╭──

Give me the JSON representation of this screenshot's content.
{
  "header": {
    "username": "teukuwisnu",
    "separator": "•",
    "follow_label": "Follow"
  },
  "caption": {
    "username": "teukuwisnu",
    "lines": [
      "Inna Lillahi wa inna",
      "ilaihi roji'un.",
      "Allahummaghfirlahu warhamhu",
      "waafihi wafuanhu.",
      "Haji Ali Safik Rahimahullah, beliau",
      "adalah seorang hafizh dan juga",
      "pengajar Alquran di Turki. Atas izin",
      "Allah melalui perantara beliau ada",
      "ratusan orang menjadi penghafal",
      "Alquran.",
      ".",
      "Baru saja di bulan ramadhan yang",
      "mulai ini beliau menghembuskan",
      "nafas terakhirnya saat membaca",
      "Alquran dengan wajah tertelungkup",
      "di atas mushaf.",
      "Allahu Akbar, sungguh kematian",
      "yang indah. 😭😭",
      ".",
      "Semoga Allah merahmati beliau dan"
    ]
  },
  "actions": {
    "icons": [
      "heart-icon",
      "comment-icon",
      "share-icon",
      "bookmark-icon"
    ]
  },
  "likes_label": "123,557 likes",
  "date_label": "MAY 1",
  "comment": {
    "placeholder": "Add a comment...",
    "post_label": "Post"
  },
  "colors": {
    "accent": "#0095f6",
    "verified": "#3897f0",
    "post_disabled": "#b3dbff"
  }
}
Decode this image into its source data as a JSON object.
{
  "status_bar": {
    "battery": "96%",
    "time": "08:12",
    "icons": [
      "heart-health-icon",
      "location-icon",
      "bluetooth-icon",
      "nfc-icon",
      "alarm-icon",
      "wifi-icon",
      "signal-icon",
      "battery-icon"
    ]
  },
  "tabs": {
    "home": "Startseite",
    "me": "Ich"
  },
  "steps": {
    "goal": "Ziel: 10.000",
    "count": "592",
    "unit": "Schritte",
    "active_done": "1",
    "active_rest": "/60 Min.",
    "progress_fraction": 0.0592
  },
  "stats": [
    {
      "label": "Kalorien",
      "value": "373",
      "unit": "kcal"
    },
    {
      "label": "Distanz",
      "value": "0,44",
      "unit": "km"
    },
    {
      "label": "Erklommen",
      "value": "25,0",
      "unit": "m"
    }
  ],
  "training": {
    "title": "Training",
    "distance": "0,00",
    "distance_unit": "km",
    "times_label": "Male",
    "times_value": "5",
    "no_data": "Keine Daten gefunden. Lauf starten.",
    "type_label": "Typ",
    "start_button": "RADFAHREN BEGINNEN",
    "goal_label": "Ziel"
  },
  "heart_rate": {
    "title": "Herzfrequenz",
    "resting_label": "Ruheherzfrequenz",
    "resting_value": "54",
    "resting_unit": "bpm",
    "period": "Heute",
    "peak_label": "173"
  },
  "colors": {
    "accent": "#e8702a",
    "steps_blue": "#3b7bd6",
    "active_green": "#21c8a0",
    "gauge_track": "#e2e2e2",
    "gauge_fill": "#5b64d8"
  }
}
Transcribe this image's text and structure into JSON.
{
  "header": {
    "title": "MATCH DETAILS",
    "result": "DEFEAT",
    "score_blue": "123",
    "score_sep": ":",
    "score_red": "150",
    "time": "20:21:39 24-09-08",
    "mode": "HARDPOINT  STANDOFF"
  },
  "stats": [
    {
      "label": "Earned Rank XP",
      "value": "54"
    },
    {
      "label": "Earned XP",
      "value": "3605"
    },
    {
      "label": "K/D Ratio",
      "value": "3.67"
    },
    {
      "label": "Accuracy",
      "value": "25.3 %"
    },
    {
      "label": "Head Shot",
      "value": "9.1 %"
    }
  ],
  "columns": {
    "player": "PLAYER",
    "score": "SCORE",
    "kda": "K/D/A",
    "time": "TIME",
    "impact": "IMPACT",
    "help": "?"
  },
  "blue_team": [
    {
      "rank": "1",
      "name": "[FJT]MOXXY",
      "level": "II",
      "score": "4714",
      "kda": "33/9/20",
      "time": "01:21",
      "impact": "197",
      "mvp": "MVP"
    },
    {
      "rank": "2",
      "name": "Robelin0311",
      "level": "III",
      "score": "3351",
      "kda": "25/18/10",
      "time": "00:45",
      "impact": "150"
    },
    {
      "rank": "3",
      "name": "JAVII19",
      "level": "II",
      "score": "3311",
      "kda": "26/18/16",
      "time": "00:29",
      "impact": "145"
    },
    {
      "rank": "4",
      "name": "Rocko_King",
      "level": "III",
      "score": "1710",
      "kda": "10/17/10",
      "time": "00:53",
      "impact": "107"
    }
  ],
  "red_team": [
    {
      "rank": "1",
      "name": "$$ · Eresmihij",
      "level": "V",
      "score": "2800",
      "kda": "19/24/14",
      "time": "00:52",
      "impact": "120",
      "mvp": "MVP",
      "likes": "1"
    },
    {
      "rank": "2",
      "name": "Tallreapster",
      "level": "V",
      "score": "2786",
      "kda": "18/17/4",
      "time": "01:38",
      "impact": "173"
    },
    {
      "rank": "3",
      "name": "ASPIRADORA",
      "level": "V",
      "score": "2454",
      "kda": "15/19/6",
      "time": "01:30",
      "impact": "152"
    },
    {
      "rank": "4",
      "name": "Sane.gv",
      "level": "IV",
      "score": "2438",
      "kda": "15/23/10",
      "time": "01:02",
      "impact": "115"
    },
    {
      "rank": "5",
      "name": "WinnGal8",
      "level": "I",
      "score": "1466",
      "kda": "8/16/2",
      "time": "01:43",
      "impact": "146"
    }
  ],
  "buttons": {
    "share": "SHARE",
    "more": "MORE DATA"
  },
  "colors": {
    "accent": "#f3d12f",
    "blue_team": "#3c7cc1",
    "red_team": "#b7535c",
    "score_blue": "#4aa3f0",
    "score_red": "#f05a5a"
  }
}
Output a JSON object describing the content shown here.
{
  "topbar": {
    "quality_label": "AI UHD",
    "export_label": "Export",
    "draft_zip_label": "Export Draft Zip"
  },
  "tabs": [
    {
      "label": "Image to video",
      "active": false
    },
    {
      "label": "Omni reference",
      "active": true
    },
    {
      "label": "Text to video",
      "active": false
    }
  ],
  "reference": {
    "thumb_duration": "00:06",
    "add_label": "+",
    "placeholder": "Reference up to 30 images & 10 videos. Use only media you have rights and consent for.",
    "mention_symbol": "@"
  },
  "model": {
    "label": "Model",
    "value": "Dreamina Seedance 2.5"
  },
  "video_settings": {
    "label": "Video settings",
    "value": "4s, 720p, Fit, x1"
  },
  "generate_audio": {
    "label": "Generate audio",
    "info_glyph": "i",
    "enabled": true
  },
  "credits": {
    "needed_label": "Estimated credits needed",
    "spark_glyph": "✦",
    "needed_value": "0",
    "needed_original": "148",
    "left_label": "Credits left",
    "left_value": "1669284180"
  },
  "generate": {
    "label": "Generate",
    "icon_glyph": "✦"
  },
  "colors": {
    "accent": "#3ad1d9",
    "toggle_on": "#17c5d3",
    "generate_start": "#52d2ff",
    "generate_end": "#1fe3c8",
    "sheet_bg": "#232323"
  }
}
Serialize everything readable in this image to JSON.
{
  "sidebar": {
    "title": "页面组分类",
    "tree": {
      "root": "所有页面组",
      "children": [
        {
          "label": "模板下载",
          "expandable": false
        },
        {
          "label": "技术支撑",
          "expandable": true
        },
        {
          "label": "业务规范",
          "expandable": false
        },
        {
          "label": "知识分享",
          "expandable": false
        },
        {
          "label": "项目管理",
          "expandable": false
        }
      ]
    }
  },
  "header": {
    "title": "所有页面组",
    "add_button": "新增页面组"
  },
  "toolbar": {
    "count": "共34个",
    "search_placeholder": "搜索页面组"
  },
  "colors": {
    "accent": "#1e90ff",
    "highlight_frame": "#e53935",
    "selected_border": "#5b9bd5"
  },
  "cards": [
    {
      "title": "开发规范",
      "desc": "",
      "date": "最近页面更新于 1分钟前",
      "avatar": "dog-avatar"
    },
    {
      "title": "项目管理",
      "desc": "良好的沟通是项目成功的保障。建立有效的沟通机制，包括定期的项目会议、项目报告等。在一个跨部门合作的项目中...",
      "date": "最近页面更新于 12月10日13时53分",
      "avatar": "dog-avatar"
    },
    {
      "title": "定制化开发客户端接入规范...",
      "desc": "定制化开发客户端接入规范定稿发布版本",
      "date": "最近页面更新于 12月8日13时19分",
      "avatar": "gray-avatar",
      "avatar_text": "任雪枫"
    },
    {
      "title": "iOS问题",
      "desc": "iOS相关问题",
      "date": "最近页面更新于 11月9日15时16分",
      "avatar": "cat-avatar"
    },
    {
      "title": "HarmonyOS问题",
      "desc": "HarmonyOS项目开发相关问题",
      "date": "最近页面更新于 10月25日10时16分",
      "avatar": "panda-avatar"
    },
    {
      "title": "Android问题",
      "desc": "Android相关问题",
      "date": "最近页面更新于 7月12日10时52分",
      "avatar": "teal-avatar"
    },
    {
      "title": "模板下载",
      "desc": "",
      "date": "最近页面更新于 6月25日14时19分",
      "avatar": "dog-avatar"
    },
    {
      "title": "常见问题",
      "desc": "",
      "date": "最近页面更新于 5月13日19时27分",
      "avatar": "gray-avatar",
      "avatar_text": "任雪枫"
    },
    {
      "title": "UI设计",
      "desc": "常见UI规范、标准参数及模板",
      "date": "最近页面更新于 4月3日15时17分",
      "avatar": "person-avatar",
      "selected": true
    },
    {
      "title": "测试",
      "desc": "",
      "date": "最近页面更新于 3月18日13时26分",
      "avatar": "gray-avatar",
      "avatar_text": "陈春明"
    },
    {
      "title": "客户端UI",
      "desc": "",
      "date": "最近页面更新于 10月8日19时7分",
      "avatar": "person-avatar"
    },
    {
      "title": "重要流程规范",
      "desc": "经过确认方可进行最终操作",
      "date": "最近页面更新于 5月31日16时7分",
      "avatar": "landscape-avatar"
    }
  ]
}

╰──

● **Objective**: Your answer should be one number: the count of lines in the data above that include the word "impact".

● **Answer**: 10